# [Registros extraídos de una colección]
━━━━━━

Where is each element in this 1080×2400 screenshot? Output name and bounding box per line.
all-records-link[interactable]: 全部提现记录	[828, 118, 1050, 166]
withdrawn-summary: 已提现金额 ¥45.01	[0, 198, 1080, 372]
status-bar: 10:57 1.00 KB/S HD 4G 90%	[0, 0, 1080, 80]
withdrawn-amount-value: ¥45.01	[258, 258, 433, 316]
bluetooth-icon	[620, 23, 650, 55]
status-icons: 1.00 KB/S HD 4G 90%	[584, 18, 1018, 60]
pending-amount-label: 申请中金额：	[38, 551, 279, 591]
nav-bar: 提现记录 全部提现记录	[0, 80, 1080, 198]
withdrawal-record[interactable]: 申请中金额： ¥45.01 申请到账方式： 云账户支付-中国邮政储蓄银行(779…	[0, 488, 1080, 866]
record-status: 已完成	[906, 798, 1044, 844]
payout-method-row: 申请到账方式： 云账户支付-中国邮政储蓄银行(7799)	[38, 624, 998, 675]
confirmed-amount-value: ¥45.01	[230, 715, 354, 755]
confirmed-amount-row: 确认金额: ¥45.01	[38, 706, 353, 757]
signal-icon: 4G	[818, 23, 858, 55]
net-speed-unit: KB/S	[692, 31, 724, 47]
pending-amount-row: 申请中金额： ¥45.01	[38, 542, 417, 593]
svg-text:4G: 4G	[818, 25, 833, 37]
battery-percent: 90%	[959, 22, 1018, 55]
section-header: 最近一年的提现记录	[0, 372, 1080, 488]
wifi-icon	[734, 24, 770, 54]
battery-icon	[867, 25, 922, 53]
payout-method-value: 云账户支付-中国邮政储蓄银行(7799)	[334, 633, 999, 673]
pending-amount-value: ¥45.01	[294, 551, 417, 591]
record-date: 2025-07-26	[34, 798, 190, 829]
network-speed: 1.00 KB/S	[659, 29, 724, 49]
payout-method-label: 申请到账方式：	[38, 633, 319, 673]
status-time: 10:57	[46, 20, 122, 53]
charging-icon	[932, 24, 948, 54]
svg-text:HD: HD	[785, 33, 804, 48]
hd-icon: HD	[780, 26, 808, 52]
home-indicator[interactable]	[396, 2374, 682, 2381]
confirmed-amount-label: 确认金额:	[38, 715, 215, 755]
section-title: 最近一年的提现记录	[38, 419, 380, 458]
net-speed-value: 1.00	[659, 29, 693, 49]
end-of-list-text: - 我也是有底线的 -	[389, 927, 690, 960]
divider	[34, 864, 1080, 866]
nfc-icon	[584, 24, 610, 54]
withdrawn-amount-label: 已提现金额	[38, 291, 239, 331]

━━━━━━

# [OBJETIVO DEL EJERCICIO]
Transcriba sin alteración alguna cada una de las líneas de los datos anteriores.

# [SOLUCIÓN]
Where is each element in this 1080×2400 screenshot? Output name and bounding box per line.
all-records-link[interactable]: 全部提现记录	[828, 118, 1050, 166]
withdrawn-summary: 已提现金额 ¥45.01	[0, 198, 1080, 372]
status-bar: 10:57 1.00 KB/S HD 4G 90%	[0, 0, 1080, 80]
withdrawn-amount-value: ¥45.01	[258, 258, 433, 316]
bluetooth-icon	[620, 23, 650, 55]
status-icons: 1.00 KB/S HD 4G 90%	[584, 18, 1018, 60]
pending-amount-label: 申请中金额：	[38, 551, 279, 591]
nav-bar: 提现记录 全部提现记录	[0, 80, 1080, 198]
withdrawal-record[interactable]: 申请中金额： ¥45.01 申请到账方式： 云账户支付-中国邮政储蓄银行(779…	[0, 488, 1080, 866]
record-status: 已完成	[906, 798, 1044, 844]
payout-method-row: 申请到账方式： 云账户支付-中国邮政储蓄银行(7799)	[38, 624, 998, 675]
confirmed-amount-value: ¥45.01	[230, 715, 354, 755]
confirmed-amount-row: 确认金额: ¥45.01	[38, 706, 353, 757]
signal-icon: 4G	[818, 23, 858, 55]
net-speed-unit: KB/S	[692, 31, 724, 47]
pending-amount-row: 申请中金额： ¥45.01	[38, 542, 417, 593]
svg-text:4G: 4G	[818, 25, 833, 37]
battery-percent: 90%	[959, 22, 1018, 55]
section-header: 最近一年的提现记录	[0, 372, 1080, 488]
wifi-icon	[734, 24, 770, 54]
battery-icon	[867, 25, 922, 53]
payout-method-value: 云账户支付-中国邮政储蓄银行(7799)	[334, 633, 999, 673]
pending-amount-value: ¥45.01	[294, 551, 417, 591]
record-date: 2025-07-26	[34, 798, 190, 829]
network-speed: 1.00 KB/S	[659, 29, 724, 49]
payout-method-label: 申请到账方式：	[38, 633, 319, 673]
status-time: 10:57	[46, 20, 122, 53]
charging-icon	[932, 24, 948, 54]
svg-text:HD: HD	[785, 33, 804, 48]
hd-icon: HD	[780, 26, 808, 52]
home-indicator[interactable]	[396, 2374, 682, 2381]
confirmed-amount-label: 确认金额:	[38, 715, 215, 755]
section-title: 最近一年的提现记录	[38, 419, 380, 458]
net-speed-value: 1.00	[659, 29, 693, 49]
end-of-list-text: - 我也是有底线的 -	[389, 927, 690, 960]
divider	[34, 864, 1080, 866]
nfc-icon	[584, 24, 610, 54]
withdrawn-amount-label: 已提现金额	[38, 291, 239, 331]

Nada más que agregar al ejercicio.